## Petunjuk Pengerjaan
Tuliskan kembali bagian teks tentang pameran kartun telekomunikasi, dimulai dari "Perangkat telekomunikasi, dengan" dan berlanjut hingga "semakin canggih tersebut.", dengan mengganti "satire visual" menjadi "sindiran visual".

Merefleksikan Keterasingan di Tengah Telekomunikasi yang Semakin Canggih
JAKARTA, KOMPAS — Teknologi, termasuk telekomunikasi, turut membentuk peradaban manusia. Kartun Mice karya Muhammad Misrad merekam perjalanan telekomunikasi di Indonesia, dari era telepon rumah, telepon koin, telepon kartu magnetik, warung telepon, pager atau penyeranta, telepon genggam, hingga media sosial.
Perangkat telekomunikasi, dengan segala kecanggihannya, telah ”memangkas” jarak bagi orang-orang di kejauhan untuk berkomunikasi atau berinteraksi. Namun, tak jarang teknologi telekomunikasi juga membuat seseorang terasing dari lingkungan terdekatnya.
Fenomena paradoksikal ini ditangkap oleh kartun Mice dalam pameran ”Telekomunikasi Mengubah Peradaban” di Bentara Budaya Jakarta. Pameran berlangsung hingga 23 Mei 2025. Ada yang digambarkan dengan lugas, ada pula yang diungkapkan melalui satire visual. Pengunjung dapat merefleksikan meningkatnya keterasingan di tengah telekomunikasi yang semakin canggih tersebut.
Kurator pameran, Hilmi Faiq, mengatakan, alat komunikasi membuat orang-orang saling terhubung, bahkan sebelum mereka mengenal dan berjumpa. Kini, komunikasi dibanjiri kemudahan digital yang justru meningkatkan keterasingan.

## Data Tersedia
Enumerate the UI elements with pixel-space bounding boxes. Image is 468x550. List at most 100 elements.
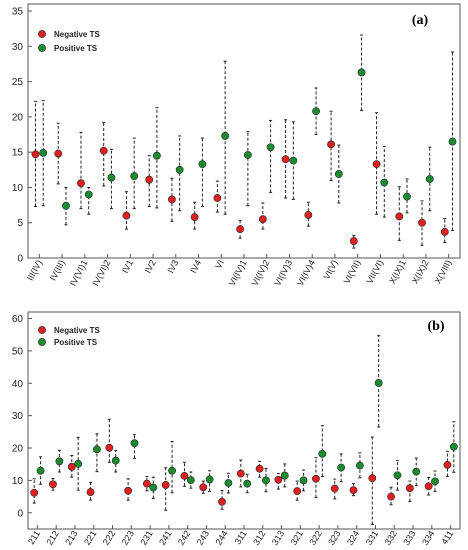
x-tick-label: 222 [101, 529, 117, 547]
panel-label: (b) [427, 319, 444, 334]
data-point [349, 237, 358, 245]
x-tick-label: 241 [157, 529, 173, 547]
data-point [440, 227, 449, 236]
data-point [258, 215, 267, 224]
data-point [337, 463, 346, 472]
legend-marker [38, 30, 46, 38]
data-point [105, 443, 114, 452]
y-tick-label: 50 [12, 346, 24, 357]
data-point [255, 464, 264, 473]
x-tick-label: 313 [270, 529, 286, 547]
data-point [327, 140, 335, 149]
data-point [387, 492, 395, 501]
x-tick-label: 244 [213, 529, 229, 547]
data-point [289, 156, 298, 165]
x-tick-label: 324 [345, 529, 361, 547]
data-point [368, 474, 377, 483]
legend-marker [38, 338, 46, 346]
x-tick-label: VI(VII) [342, 258, 363, 285]
y-tick-label: 10 [12, 183, 24, 194]
x-tick-label: VI(IV)1 [227, 258, 249, 287]
data-point [412, 467, 421, 476]
x-tick-label: IV2 [143, 258, 158, 275]
x-tick-label: 213 [63, 529, 79, 547]
panel-label: (a) [412, 13, 429, 28]
data-point [74, 459, 83, 468]
data-point [393, 471, 402, 480]
plot-frame [27, 3, 461, 259]
data-point [318, 449, 327, 458]
x-tick-label: 332 [383, 529, 399, 547]
data-point [130, 172, 139, 181]
data-point [180, 471, 189, 480]
data-point [62, 201, 70, 210]
data-point [205, 475, 214, 484]
data-point [330, 484, 339, 493]
legend-marker [38, 326, 46, 334]
data-point [418, 218, 426, 227]
x-tick-label: 223 [120, 529, 136, 547]
data-point [443, 460, 452, 469]
data-point [149, 483, 158, 492]
data-point [55, 457, 64, 466]
data-point [405, 484, 414, 493]
data-point [449, 442, 458, 451]
legend-label: Negative TS [54, 326, 100, 335]
data-point [218, 497, 226, 506]
x-tick-label: VI(IV)2 [250, 258, 272, 287]
data-point [236, 469, 245, 478]
data-point [142, 479, 151, 488]
x-tick-label: 333 [401, 529, 417, 547]
data-point [424, 482, 433, 491]
x-tick-label: VI(IV)3 [272, 258, 294, 287]
x-tick-label: X(VIII) [433, 258, 454, 285]
data-point [190, 213, 199, 221]
data-point [39, 148, 48, 157]
data-point [30, 488, 39, 497]
data-point [54, 149, 63, 158]
data-point [77, 179, 85, 188]
data-point [312, 474, 320, 483]
data-point [262, 476, 270, 485]
legend-label: Positive TS [54, 338, 98, 347]
legend-label: Negative TS [54, 30, 100, 39]
y-tick-label: 20 [12, 444, 24, 455]
data-point [243, 479, 252, 488]
data-point [31, 150, 40, 159]
x-tick-label: IV1 [120, 258, 135, 275]
data-point [153, 151, 161, 160]
data-point [145, 175, 154, 184]
data-point [372, 160, 381, 169]
data-point [67, 462, 76, 471]
data-point [111, 456, 120, 465]
data-point [130, 439, 139, 448]
data-point [36, 466, 45, 475]
data-point [431, 477, 439, 486]
y-tick-label: 30 [12, 42, 24, 53]
x-tick-label: IV4 [188, 258, 203, 275]
y-tick-label: 20 [12, 112, 24, 123]
x-tick-label: III(IV) [25, 258, 44, 282]
data-point [448, 137, 457, 146]
data-point [395, 212, 404, 221]
y-tick-label: 30 [12, 411, 24, 422]
x-tick-label: 322 [307, 529, 323, 547]
x-tick-label: X(IX)1 [387, 258, 408, 285]
x-tick-label: VI(IV)4 [295, 258, 317, 287]
data-point [221, 132, 230, 140]
data-point [168, 466, 176, 475]
panel-b: 0 10 20 30 40 50 60 211 212 213 221 222 223 231 241 242… [12, 311, 461, 547]
data-point [281, 155, 290, 164]
data-point [274, 475, 283, 484]
x-tick-label: 323 [326, 529, 342, 547]
data-point [213, 194, 222, 202]
x-tick-label: 321 [289, 529, 305, 547]
data-point [280, 471, 289, 480]
data-point [266, 143, 275, 152]
data-point [355, 461, 364, 470]
data-point [124, 486, 133, 495]
y-tick-label: 0 [17, 508, 23, 519]
data-point [84, 190, 93, 199]
x-tick-label: 211 [26, 529, 42, 546]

## Penyelesaian Lengkap
Perangkat telekomunikasi, dengan segala kecanggihannya, telah ”memangkas” jarak bagi orang-orang di kejauhan untuk berkomunikasi atau berinteraksi. Namun, tak jarang teknologi telekomunikasi juga membuat seseorang terasing dari lingkungan terdekatnya.
Fenomena paradoksikal ini ditangkap oleh kartun Mice dalam pameran ”Telekomunikasi Mengubah Peradaban” di Bentara Budaya Jakarta. Pameran berlangsung hingga 23 Mei 2025. Ada yang digambarkan dengan lugas, ada pula yang diungkapkan melalui sindiran visual. Pengunjung dapat merefleksikan meningkatnya keterasingan di tengah telekomunikasi yang semakin canggih tersebut.